**WHAT THIS TASK INVOLVES**
Locate the string "title" in the records below. Copy every line where it occurs.

**LISTING**
━━━━━━━━━━━━━━━━
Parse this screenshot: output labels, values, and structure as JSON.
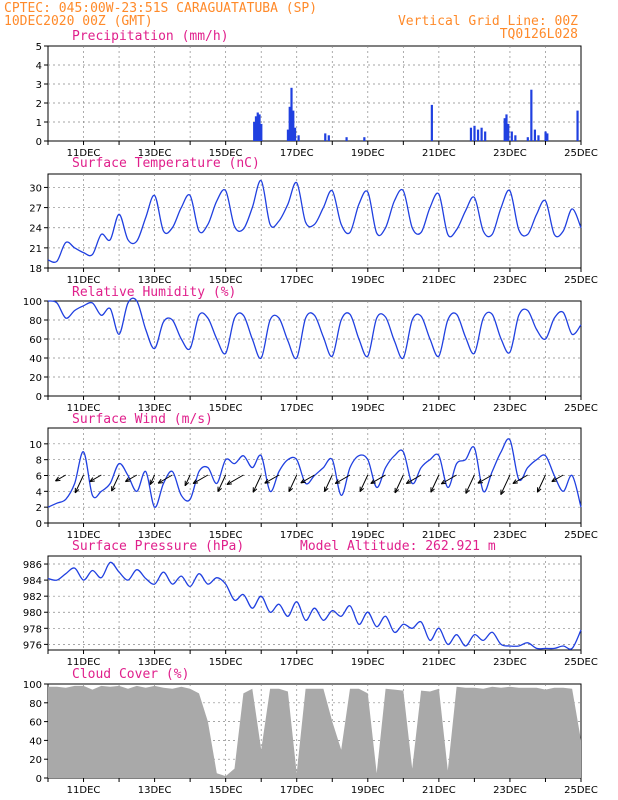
{
  "header": {
    "line1": "CPTEC:   045:00W-23:51S  CARAGUATATUBA (SP)",
    "line2": "10DEC2020 00Z (GMT)",
    "right1": "Vertical Grid Line: 00Z",
    "right2": "TQ0126L028"
  },
  "colors": {
    "header": "#ff8a2a",
    "title": "#e0208c",
    "series": "#2040e0",
    "cloud": "#a9a9a9",
    "grid": "#888888"
  },
  "chart_data": [
    {
      "type": "bar",
      "title": "Precipitation (mm/h)",
      "x_days": [
        11,
        13,
        15,
        17,
        19,
        21,
        23,
        25
      ],
      "xtick_labels": [
        "11DEC",
        "13DEC",
        "15DEC",
        "17DEC",
        "19DEC",
        "21DEC",
        "23DEC",
        "25DEC"
      ],
      "ylim": [
        0,
        5
      ],
      "yticks": [
        0,
        1,
        2,
        3,
        4,
        5
      ],
      "events": [
        {
          "day": 15.8,
          "value": 1.0
        },
        {
          "day": 15.85,
          "value": 1.3
        },
        {
          "day": 15.9,
          "value": 1.5
        },
        {
          "day": 15.95,
          "value": 1.4
        },
        {
          "day": 16.0,
          "value": 0.9
        },
        {
          "day": 16.75,
          "value": 0.6
        },
        {
          "day": 16.8,
          "value": 1.8
        },
        {
          "day": 16.85,
          "value": 2.8
        },
        {
          "day": 16.9,
          "value": 1.6
        },
        {
          "day": 16.95,
          "value": 0.7
        },
        {
          "day": 17.05,
          "value": 0.3
        },
        {
          "day": 17.8,
          "value": 0.4
        },
        {
          "day": 17.9,
          "value": 0.3
        },
        {
          "day": 18.4,
          "value": 0.2
        },
        {
          "day": 18.9,
          "value": 0.2
        },
        {
          "day": 20.8,
          "value": 1.9
        },
        {
          "day": 21.9,
          "value": 0.7
        },
        {
          "day": 22.0,
          "value": 0.8
        },
        {
          "day": 22.1,
          "value": 0.6
        },
        {
          "day": 22.2,
          "value": 0.7
        },
        {
          "day": 22.3,
          "value": 0.5
        },
        {
          "day": 22.85,
          "value": 1.2
        },
        {
          "day": 22.9,
          "value": 1.4
        },
        {
          "day": 22.95,
          "value": 0.9
        },
        {
          "day": 23.05,
          "value": 0.5
        },
        {
          "day": 23.15,
          "value": 0.3
        },
        {
          "day": 23.5,
          "value": 0.2
        },
        {
          "day": 23.6,
          "value": 2.7
        },
        {
          "day": 23.7,
          "value": 0.6
        },
        {
          "day": 23.8,
          "value": 0.3
        },
        {
          "day": 24.0,
          "value": 0.5
        },
        {
          "day": 24.05,
          "value": 0.4
        },
        {
          "day": 24.9,
          "value": 1.6
        }
      ]
    },
    {
      "type": "line",
      "title": "Surface Temperature (nC)",
      "ylim": [
        18,
        32
      ],
      "yticks": [
        18,
        21,
        24,
        27,
        30
      ],
      "xtick_labels": [
        "11DEC",
        "13DEC",
        "15DEC",
        "17DEC",
        "19DEC",
        "21DEC",
        "23DEC",
        "25DEC"
      ],
      "days": [
        10.0,
        10.25,
        10.5,
        10.75,
        11.0,
        11.25,
        11.5,
        11.75,
        12.0,
        12.25,
        12.5,
        12.75,
        13.0,
        13.25,
        13.5,
        13.75,
        14.0,
        14.25,
        14.5,
        14.75,
        15.0,
        15.25,
        15.5,
        15.75,
        16.0,
        16.25,
        16.5,
        16.75,
        17.0,
        17.25,
        17.5,
        17.75,
        18.0,
        18.25,
        18.5,
        18.75,
        19.0,
        19.25,
        19.5,
        19.75,
        20.0,
        20.25,
        20.5,
        20.75,
        21.0,
        21.25,
        21.5,
        21.75,
        22.0,
        22.25,
        22.5,
        22.75,
        23.0,
        23.25,
        23.5,
        23.75,
        24.0,
        24.25,
        24.5,
        24.75,
        25.0
      ],
      "values": [
        19.2,
        19.0,
        21.8,
        21.0,
        20.3,
        20.0,
        23.0,
        22.2,
        26.0,
        22.2,
        22.0,
        25.5,
        28.8,
        23.5,
        24.0,
        27.0,
        28.8,
        23.5,
        24.5,
        28.0,
        29.5,
        24.2,
        23.8,
        27.0,
        31.0,
        24.5,
        25.0,
        27.5,
        30.7,
        24.8,
        24.5,
        27.0,
        29.5,
        24.5,
        23.3,
        27.5,
        29.3,
        23.2,
        24.0,
        28.0,
        29.5,
        24.0,
        23.3,
        27.0,
        29.0,
        23.0,
        23.7,
        26.5,
        28.5,
        23.5,
        23.0,
        27.0,
        29.5,
        23.7,
        23.0,
        26.0,
        28.0,
        23.0,
        23.5,
        26.8,
        24.0
      ]
    },
    {
      "type": "line",
      "title": "Relative Humidity (%)",
      "ylim": [
        0,
        100
      ],
      "yticks": [
        0,
        20,
        40,
        60,
        80,
        100
      ],
      "xtick_labels": [
        "11DEC",
        "13DEC",
        "15DEC",
        "17DEC",
        "19DEC",
        "21DEC",
        "23DEC",
        "25DEC"
      ],
      "days": [
        10.0,
        10.25,
        10.5,
        10.75,
        11.0,
        11.25,
        11.5,
        11.75,
        12.0,
        12.25,
        12.5,
        12.75,
        13.0,
        13.25,
        13.5,
        13.75,
        14.0,
        14.25,
        14.5,
        14.75,
        15.0,
        15.25,
        15.5,
        15.75,
        16.0,
        16.25,
        16.5,
        16.75,
        17.0,
        17.25,
        17.5,
        17.75,
        18.0,
        18.25,
        18.5,
        18.75,
        19.0,
        19.25,
        19.5,
        19.75,
        20.0,
        20.25,
        20.5,
        20.75,
        21.0,
        21.25,
        21.5,
        21.75,
        22.0,
        22.25,
        22.5,
        22.75,
        23.0,
        23.25,
        23.5,
        23.75,
        24.0,
        24.25,
        24.5,
        24.75,
        25.0
      ],
      "values": [
        100,
        98,
        82,
        90,
        95,
        98,
        85,
        92,
        65,
        98,
        100,
        70,
        50,
        78,
        80,
        60,
        50,
        85,
        82,
        60,
        45,
        82,
        85,
        60,
        40,
        80,
        82,
        58,
        40,
        82,
        85,
        62,
        42,
        80,
        86,
        60,
        42,
        82,
        83,
        58,
        40,
        80,
        84,
        60,
        42,
        80,
        86,
        62,
        45,
        82,
        86,
        60,
        46,
        85,
        90,
        70,
        60,
        82,
        88,
        65,
        75
      ]
    },
    {
      "type": "line",
      "title": "Surface Wind (m/s)",
      "ylim": [
        0,
        12
      ],
      "yticks": [
        0,
        2,
        4,
        6,
        8,
        10
      ],
      "xtick_labels": [
        "11DEC",
        "13DEC",
        "15DEC",
        "17DEC",
        "19DEC",
        "21DEC",
        "23DEC",
        "25DEC"
      ],
      "days": [
        10.0,
        10.25,
        10.5,
        10.75,
        11.0,
        11.25,
        11.5,
        11.75,
        12.0,
        12.25,
        12.5,
        12.75,
        13.0,
        13.25,
        13.5,
        13.75,
        14.0,
        14.25,
        14.5,
        14.75,
        15.0,
        15.25,
        15.5,
        15.75,
        16.0,
        16.25,
        16.5,
        16.75,
        17.0,
        17.25,
        17.5,
        17.75,
        18.0,
        18.25,
        18.5,
        18.75,
        19.0,
        19.25,
        19.5,
        19.75,
        20.0,
        20.25,
        20.5,
        20.75,
        21.0,
        21.25,
        21.5,
        21.75,
        22.0,
        22.25,
        22.5,
        22.75,
        23.0,
        23.25,
        23.5,
        23.75,
        24.0,
        24.25,
        24.5,
        24.75,
        25.0
      ],
      "values": [
        2,
        2.5,
        3,
        5,
        9,
        3.5,
        4,
        5,
        7.5,
        6,
        4,
        6.5,
        2,
        5,
        6.5,
        3.5,
        3,
        6.5,
        7,
        5,
        8,
        7.5,
        8.5,
        7,
        8.5,
        4,
        6.5,
        8,
        8,
        5,
        6,
        7,
        8,
        3.5,
        7,
        8.5,
        8,
        4.5,
        7,
        8.5,
        9,
        5,
        7,
        8,
        8.5,
        4.5,
        7.5,
        8,
        9.5,
        4,
        6.5,
        9,
        10.5,
        5.5,
        7,
        8,
        8.5,
        6,
        4,
        6,
        2
      ],
      "arrows_label": "wind direction vectors"
    },
    {
      "type": "line",
      "title": "Surface Pressure (hPa)",
      "annotation": "Model Altitude: 262.921 m",
      "ylim": [
        975.3,
        987
      ],
      "yticks": [
        976,
        978,
        980,
        982,
        984,
        986
      ],
      "xtick_labels": [
        "11DEC",
        "13DEC",
        "15DEC",
        "17DEC",
        "19DEC",
        "21DEC",
        "23DEC",
        "25DEC"
      ],
      "days": [
        10.0,
        10.25,
        10.5,
        10.75,
        11.0,
        11.25,
        11.5,
        11.75,
        12.0,
        12.25,
        12.5,
        12.75,
        13.0,
        13.25,
        13.5,
        13.75,
        14.0,
        14.25,
        14.5,
        14.75,
        15.0,
        15.25,
        15.5,
        15.75,
        16.0,
        16.25,
        16.5,
        16.75,
        17.0,
        17.25,
        17.5,
        17.75,
        18.0,
        18.25,
        18.5,
        18.75,
        19.0,
        19.25,
        19.5,
        19.75,
        20.0,
        20.25,
        20.5,
        20.75,
        21.0,
        21.25,
        21.5,
        21.75,
        22.0,
        22.25,
        22.5,
        22.75,
        23.0,
        23.25,
        23.5,
        23.75,
        24.0,
        24.25,
        24.5,
        24.75,
        25.0
      ],
      "values": [
        984.2,
        984,
        984.8,
        985.5,
        984,
        985.2,
        984.3,
        986.2,
        985,
        984,
        985.3,
        984.2,
        983.5,
        985,
        983.5,
        984.5,
        983.2,
        984.8,
        983.5,
        984.3,
        983.5,
        981.5,
        982.2,
        980.5,
        982,
        980,
        981,
        979.5,
        981.3,
        979,
        980.5,
        979,
        980.2,
        979.5,
        980.8,
        978.5,
        980,
        978.2,
        979.5,
        977.5,
        978.5,
        978,
        978.8,
        976.5,
        978,
        976,
        977.2,
        975.8,
        977.2,
        976.5,
        977.5,
        976,
        975.8,
        975.8,
        976.2,
        975.5,
        975.5,
        975.5,
        975.8,
        975.5,
        977.8
      ]
    },
    {
      "type": "area",
      "title": "Cloud Cover (%)",
      "ylim": [
        0,
        100
      ],
      "yticks": [
        0,
        20,
        40,
        60,
        80,
        100
      ],
      "xtick_labels": [
        "11DEC",
        "13DEC",
        "15DEC",
        "17DEC",
        "19DEC",
        "21DEC",
        "23DEC",
        "25DEC"
      ],
      "days": [
        10.0,
        10.25,
        10.5,
        10.75,
        11.0,
        11.25,
        11.5,
        11.75,
        12.0,
        12.25,
        12.5,
        12.75,
        13.0,
        13.25,
        13.5,
        13.75,
        14.0,
        14.25,
        14.5,
        14.75,
        15.0,
        15.25,
        15.5,
        15.75,
        16.0,
        16.25,
        16.5,
        16.75,
        17.0,
        17.25,
        17.5,
        17.75,
        18.0,
        18.25,
        18.5,
        18.75,
        19.0,
        19.25,
        19.5,
        19.75,
        20.0,
        20.25,
        20.5,
        20.75,
        21.0,
        21.25,
        21.5,
        21.75,
        22.0,
        22.25,
        22.5,
        22.75,
        23.0,
        23.25,
        23.5,
        23.75,
        24.0,
        24.25,
        24.5,
        24.75,
        25.0
      ],
      "values": [
        97,
        97,
        96,
        98,
        98,
        94,
        98,
        97,
        98,
        95,
        98,
        96,
        98,
        96,
        95,
        97,
        95,
        90,
        60,
        5,
        2,
        10,
        90,
        95,
        30,
        95,
        95,
        92,
        5,
        95,
        95,
        95,
        60,
        30,
        95,
        95,
        90,
        5,
        95,
        94,
        93,
        10,
        93,
        92,
        95,
        8,
        97,
        96,
        96,
        95,
        97,
        96,
        97,
        96,
        96,
        96,
        94,
        96,
        96,
        95,
        40
      ]
    }
  ]
}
━━━━━━━━━━━━━━━━
**TASK OUTPUT**
    "title": "#e0208c",
      "title": "Precipitation (mm/h)",
      "title": "Surface Temperature (nC)",
      "title": "Relative Humidity (%)",
      "title": "Surface Wind (m/s)",
      "title": "Surface Pressure (hPa)",
      "title": "Cloud Cover (%)",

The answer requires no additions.